• **WHAT IS ASKED**: From the entries below, extract every line that includes the word "neither".

[Start of STORED RECORDS]

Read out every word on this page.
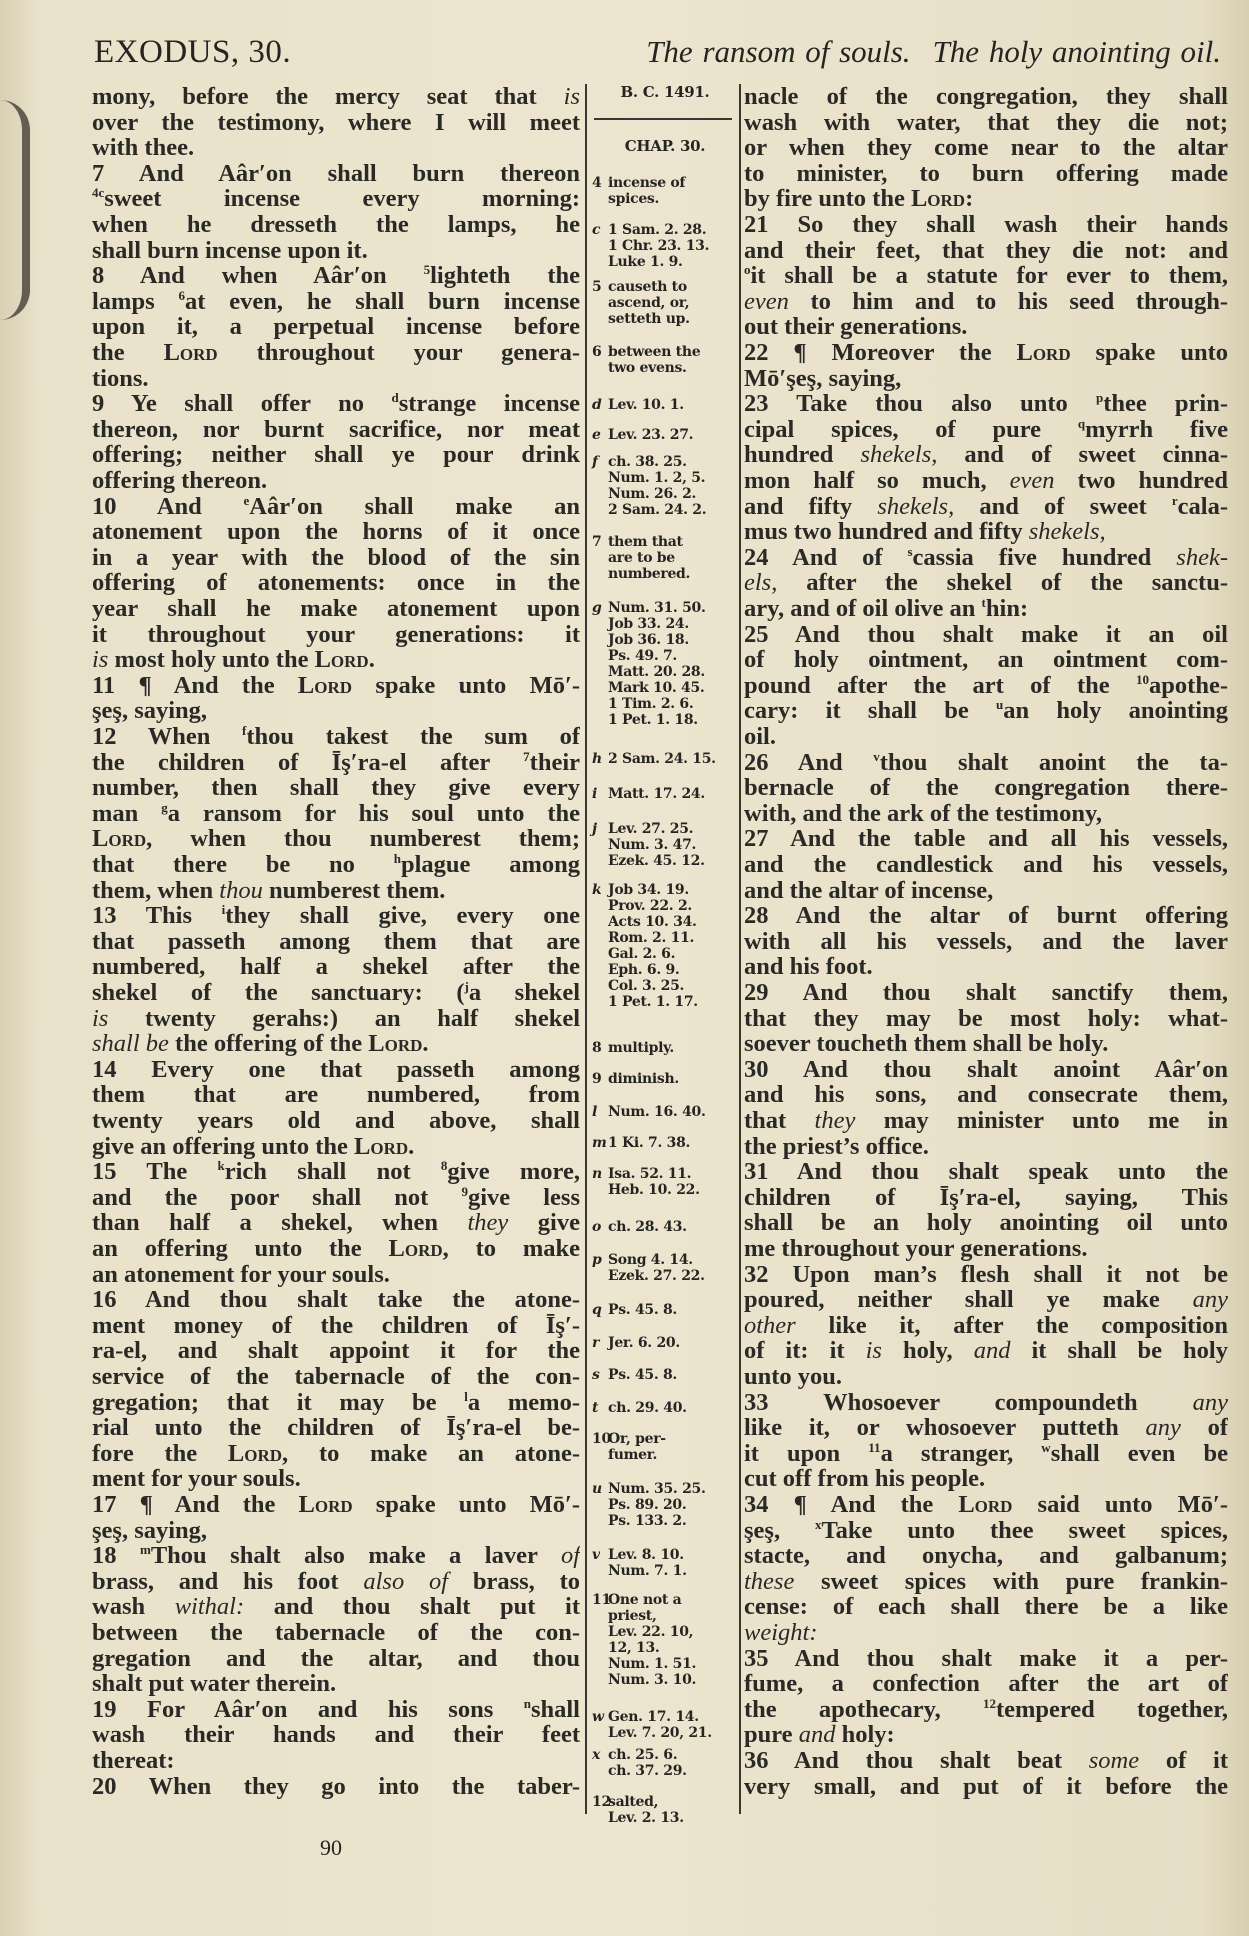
EXODUS, 30.	The ransom of souls. The holy anointing oil.
mony, before the mercy seat that is
over the testimony, where I will meet
with thee.
7 And Aâr′on shall burn thereon
$^{4c}$sweet incense every morning:
when he dresseth the lamps, he
shall burn incense upon it.
8 And when Aâr′on $^5$lighteth the
lamps $^6$at even, he shall burn incense
upon it, a perpetual incense before
the Lord throughout your genera-
tions.
9 Ye shall offer no $^d$strange incense
thereon, nor burnt sacrifice, nor meat
offering; neither shall ye pour drink
offering thereon.
10 And $^e$Aâr′on shall make an
atonement upon the horns of it once
in a year with the blood of the sin
offering of atonements: once in the
year shall he make atonement upon
it throughout your generations: it
is most holy unto the Lord.
11 ¶ And the Lord spake unto Mō′-
şeş, saying,
12 When $^f$thou takest the sum of
the children of Īş′ra-el after $^7$their
number, then shall they give every
man $^g$a ransom for his soul unto the
Lord, when thou numberest them;
that there be no $^h$plague among
them, when thou numberest them.
13 This $^i$they shall give, every one
that passeth among them that are
numbered, half a shekel after the
shekel of the sanctuary: ($^j$a shekel
is twenty gerahs:) an half shekel
shall be the offering of the Lord.
14 Every one that passeth among
them that are numbered, from
twenty years old and above, shall
give an offering unto the Lord.
15 The $^k$rich shall not $^8$give more,
and the poor shall not $^9$give less
than half a shekel, when they give
an offering unto the Lord, to make
an atonement for your souls.
16 And thou shalt take the atone-
ment money of the children of Īş′-
ra-el, and shalt appoint it for the
service of the tabernacle of the con-
gregation; that it may be $^l$a memo-
rial unto the children of Īş′ra-el be-
fore the Lord, to make an atone-
ment for your souls.
17 ¶ And the Lord spake unto Mō′-
şeş, saying,
18 $^m$Thou shalt also make a laver of
brass, and his foot also of brass, to
wash withal: and thou shalt put it
between the tabernacle of the con-
gregation and the altar, and thou
shalt put water therein.
19 For Aâr′on and his sons $^n$shall
wash their hands and their feet
thereat:
20 When they go into the taber-
B. C. 1491.
CHAP. 30.
4 incense of
spices.
c 1 Sam. 2. 28.
1 Chr. 23. 13.
Luke 1. 9.
5 causeth to
ascend, or,
setteth up.
6 between the
two evens.
d Lev. 10. 1.
e Lev. 23. 27.
f ch. 38. 25.
Num. 1. 2, 5.
Num. 26. 2.
2 Sam. 24. 2.
7 them that
are to be
numbered.
g Num. 31. 50.
Job 33. 24.
Job 36. 18.
Ps. 49. 7.
Matt. 20. 28.
Mark 10. 45.
1 Tim. 2. 6.
1 Pet. 1. 18.
h 2 Sam. 24. 15.
i Matt. 17. 24.
j Lev. 27. 25.
Num. 3. 47.
Ezek. 45. 12.
k Job 34. 19.
Prov. 22. 2.
Acts 10. 34.
Rom. 2. 11.
Gal. 2. 6.
Eph. 6. 9.
Col. 3. 25.
1 Pet. 1. 17.
8 multiply.
9 diminish.
l Num. 16. 40.
m1 Ki. 7. 38.
n Isa. 52. 11.
Heb. 10. 22.
o ch. 28. 43.
p Song 4. 14.
Ezek. 27. 22.
q Ps. 45. 8.
r Jer. 6. 20.
s Ps. 45. 8.
t ch. 29. 40.
10Or, per-
fumer.
u Num. 35. 25.
Ps. 89. 20.
Ps. 133. 2.
v Lev. 8. 10.
Num. 7. 1.
11One not a
priest,
Lev. 22. 10,
12, 13.
Num. 1. 51.
Num. 3. 10.
w Gen. 17. 14.
Lev. 7. 20, 21.
x ch. 25. 6.
ch. 37. 29.
12salted,
Lev. 2. 13.
nacle of the congregation, they shall
wash with water, that they die not;
or when they come near to the altar
to minister, to burn offering made
by fire unto the Lord:
21 So they shall wash their hands
and their feet, that they die not: and
$^o$it shall be a statute for ever to them,
even to him and to his seed through-
out their generations.
22 ¶ Moreover the Lord spake unto
Mō′şeş, saying,
23 Take thou also unto $^p$thee prin-
cipal spices, of pure $^q$myrrh five
hundred shekels, and of sweet cinna-
mon half so much, even two hundred
and fifty shekels, and of sweet $^r$cala-
mus two hundred and fifty shekels,
24 And of $^s$cassia five hundred shek-
els, after the shekel of the sanctu-
ary, and of oil olive an $^t$hin:
25 And thou shalt make it an oil
of holy ointment, an ointment com-
pound after the art of the $^{10}$apothe-
cary: it shall be $^u$an holy anointing
oil.
26 And $^v$thou shalt anoint the ta-
bernacle of the congregation there-
with, and the ark of the testimony,
27 And the table and all his vessels,
and the candlestick and his vessels,
and the altar of incense,
28 And the altar of burnt offering
with all his vessels, and the laver
and his foot.
29 And thou shalt sanctify them,
that they may be most holy: what-
soever toucheth them shall be holy.
30 And thou shalt anoint Aâr′on
and his sons, and consecrate them,
that they may minister unto me in
the priest’s office.
31 And thou shalt speak unto the
children of Īş′ra-el, saying, This
shall be an holy anointing oil unto
me throughout your generations.
32 Upon man’s flesh shall it not be
poured, neither shall ye make any
other like it, after the composition
of it: it is holy, and it shall be holy
unto you.
33 Whosoever compoundeth any
like it, or whosoever putteth any of
it upon $^{11}$a stranger, $^w$shall even be
cut off from his people.
34 ¶ And the Lord said unto Mō′-
şeş, $^x$Take unto thee sweet spices,
stacte, and onycha, and galbanum;
these sweet spices with pure frankin-
cense: of each shall there be a like
weight:
35 And thou shalt make it a per-
fume, a confection after the art of
the apothecary, $^{12}$tempered together,
pure and holy:
36 And thou shalt beat some of it
very small, and put of it before the
90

[End of STORED RECORDS]

• **RESPONSE TO THE EXERCISE**:
offering; neither shall ye pour drink
poured, neither shall ye make any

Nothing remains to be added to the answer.